%%

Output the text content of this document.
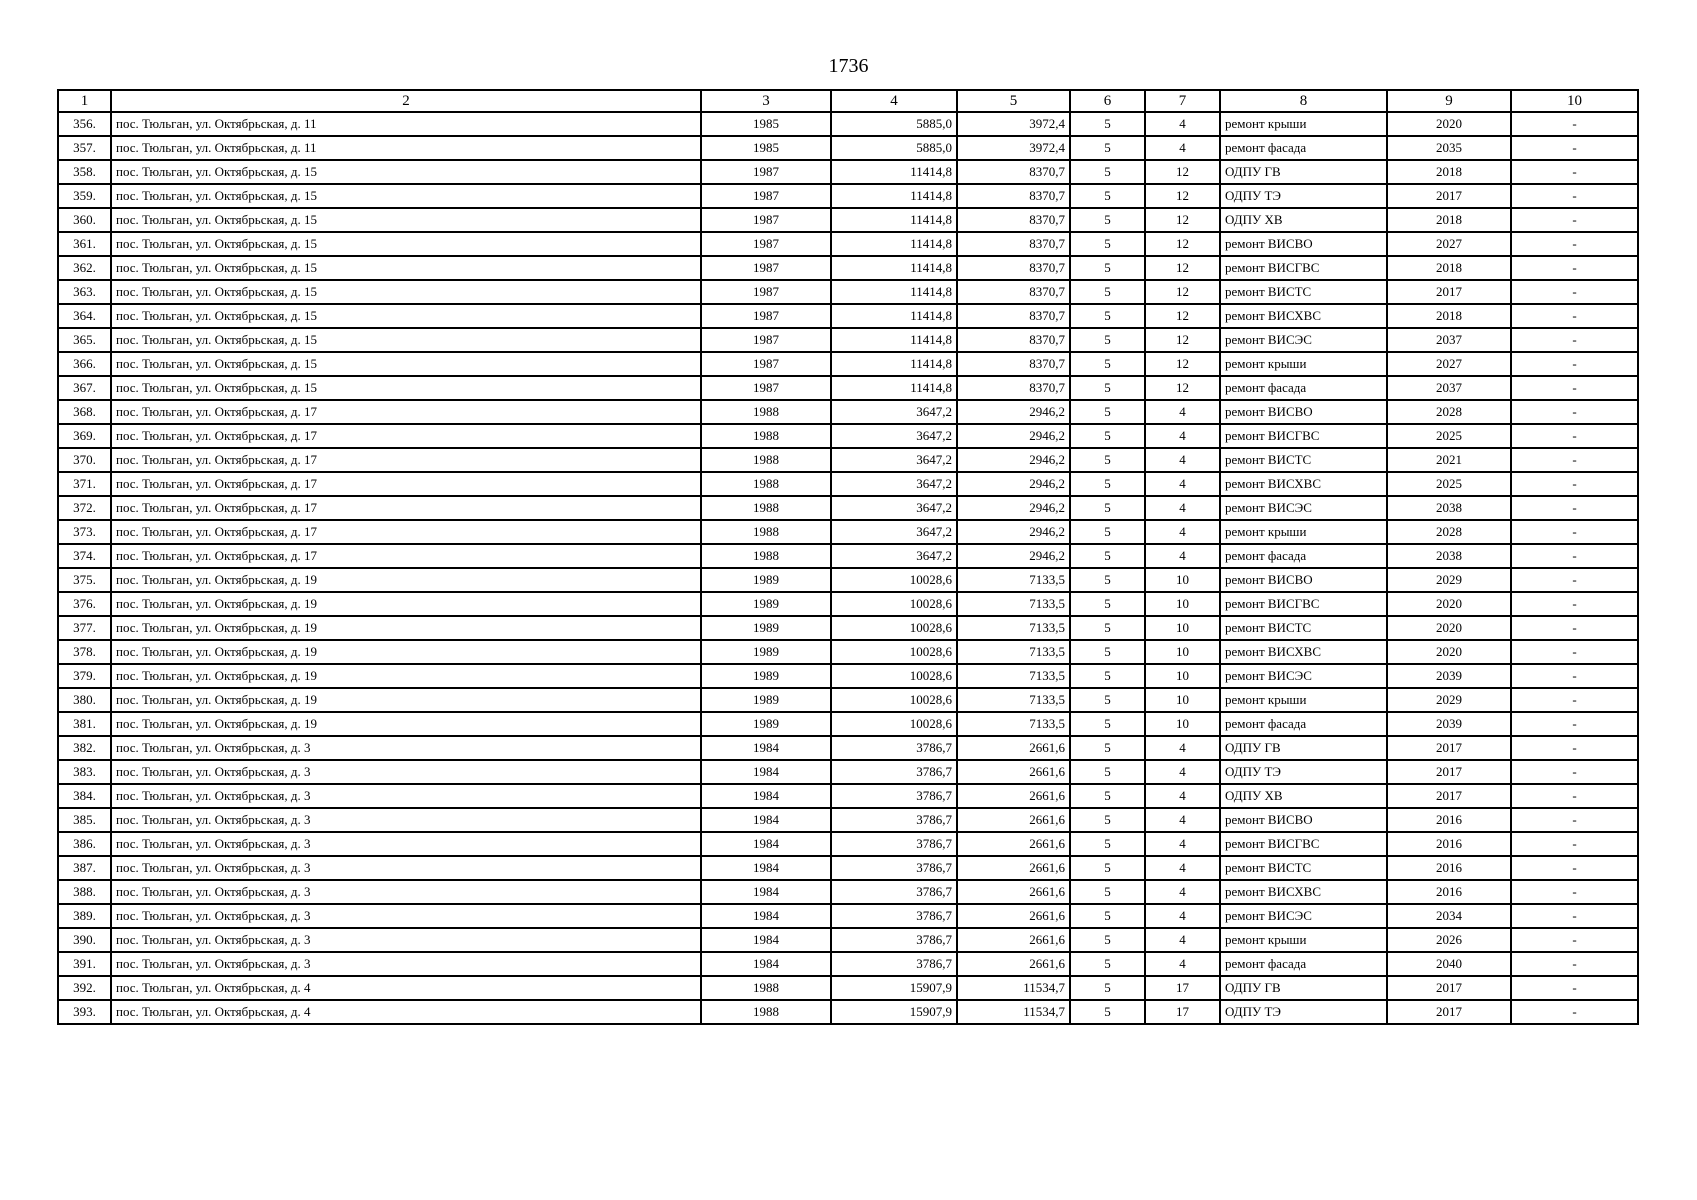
1736
1	2	3	4	5	6	7	8	9	10
356.	пос. Тюльган, ул. Октябрьская, д. 11	1985	5885,0	3972,4	5	4	ремонт крыши	2020	-
357.	пос. Тюльган, ул. Октябрьская, д. 11	1985	5885,0	3972,4	5	4	ремонт фасада	2035	-
358.	пос. Тюльган, ул. Октябрьская, д. 15	1987	11414,8	8370,7	5	12	ОДПУ ГВ	2018	-
359.	пос. Тюльган, ул. Октябрьская, д. 15	1987	11414,8	8370,7	5	12	ОДПУ ТЭ	2017	-
360.	пос. Тюльган, ул. Октябрьская, д. 15	1987	11414,8	8370,7	5	12	ОДПУ ХВ	2018	-
361.	пос. Тюльган, ул. Октябрьская, д. 15	1987	11414,8	8370,7	5	12	ремонт ВИСВО	2027	-
362.	пос. Тюльган, ул. Октябрьская, д. 15	1987	11414,8	8370,7	5	12	ремонт ВИСГВС	2018	-
363.	пос. Тюльган, ул. Октябрьская, д. 15	1987	11414,8	8370,7	5	12	ремонт ВИСТС	2017	-
364.	пос. Тюльган, ул. Октябрьская, д. 15	1987	11414,8	8370,7	5	12	ремонт ВИСХВС	2018	-
365.	пос. Тюльган, ул. Октябрьская, д. 15	1987	11414,8	8370,7	5	12	ремонт ВИСЭС	2037	-
366.	пос. Тюльган, ул. Октябрьская, д. 15	1987	11414,8	8370,7	5	12	ремонт крыши	2027	-
367.	пос. Тюльган, ул. Октябрьская, д. 15	1987	11414,8	8370,7	5	12	ремонт фасада	2037	-
368.	пос. Тюльган, ул. Октябрьская, д. 17	1988	3647,2	2946,2	5	4	ремонт ВИСВО	2028	-
369.	пос. Тюльган, ул. Октябрьская, д. 17	1988	3647,2	2946,2	5	4	ремонт ВИСГВС	2025	-
370.	пос. Тюльган, ул. Октябрьская, д. 17	1988	3647,2	2946,2	5	4	ремонт ВИСТС	2021	-
371.	пос. Тюльган, ул. Октябрьская, д. 17	1988	3647,2	2946,2	5	4	ремонт ВИСХВС	2025	-
372.	пос. Тюльган, ул. Октябрьская, д. 17	1988	3647,2	2946,2	5	4	ремонт ВИСЭС	2038	-
373.	пос. Тюльган, ул. Октябрьская, д. 17	1988	3647,2	2946,2	5	4	ремонт крыши	2028	-
374.	пос. Тюльган, ул. Октябрьская, д. 17	1988	3647,2	2946,2	5	4	ремонт фасада	2038	-
375.	пос. Тюльган, ул. Октябрьская, д. 19	1989	10028,6	7133,5	5	10	ремонт ВИСВО	2029	-
376.	пос. Тюльган, ул. Октябрьская, д. 19	1989	10028,6	7133,5	5	10	ремонт ВИСГВС	2020	-
377.	пос. Тюльган, ул. Октябрьская, д. 19	1989	10028,6	7133,5	5	10	ремонт ВИСТС	2020	-
378.	пос. Тюльган, ул. Октябрьская, д. 19	1989	10028,6	7133,5	5	10	ремонт ВИСХВС	2020	-
379.	пос. Тюльган, ул. Октябрьская, д. 19	1989	10028,6	7133,5	5	10	ремонт ВИСЭС	2039	-
380.	пос. Тюльган, ул. Октябрьская, д. 19	1989	10028,6	7133,5	5	10	ремонт крыши	2029	-
381.	пос. Тюльган, ул. Октябрьская, д. 19	1989	10028,6	7133,5	5	10	ремонт фасада	2039	-
382.	пос. Тюльган, ул. Октябрьская, д. 3	1984	3786,7	2661,6	5	4	ОДПУ ГВ	2017	-
383.	пос. Тюльган, ул. Октябрьская, д. 3	1984	3786,7	2661,6	5	4	ОДПУ ТЭ	2017	-
384.	пос. Тюльган, ул. Октябрьская, д. 3	1984	3786,7	2661,6	5	4	ОДПУ ХВ	2017	-
385.	пос. Тюльган, ул. Октябрьская, д. 3	1984	3786,7	2661,6	5	4	ремонт ВИСВО	2016	-
386.	пос. Тюльган, ул. Октябрьская, д. 3	1984	3786,7	2661,6	5	4	ремонт ВИСГВС	2016	-
387.	пос. Тюльган, ул. Октябрьская, д. 3	1984	3786,7	2661,6	5	4	ремонт ВИСТС	2016	-
388.	пос. Тюльган, ул. Октябрьская, д. 3	1984	3786,7	2661,6	5	4	ремонт ВИСХВС	2016	-
389.	пос. Тюльган, ул. Октябрьская, д. 3	1984	3786,7	2661,6	5	4	ремонт ВИСЭС	2034	-
390.	пос. Тюльган, ул. Октябрьская, д. 3	1984	3786,7	2661,6	5	4	ремонт крыши	2026	-
391.	пос. Тюльган, ул. Октябрьская, д. 3	1984	3786,7	2661,6	5	4	ремонт фасада	2040	-
392.	пос. Тюльган, ул. Октябрьская, д. 4	1988	15907,9	11534,7	5	17	ОДПУ ГВ	2017	-
393.	пос. Тюльган, ул. Октябрьская, д. 4	1988	15907,9	11534,7	5	17	ОДПУ ТЭ	2017	-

%%

What you will do
Write only the number of lines in the records that include the word "ВИСТС".

Reply to the exercise
4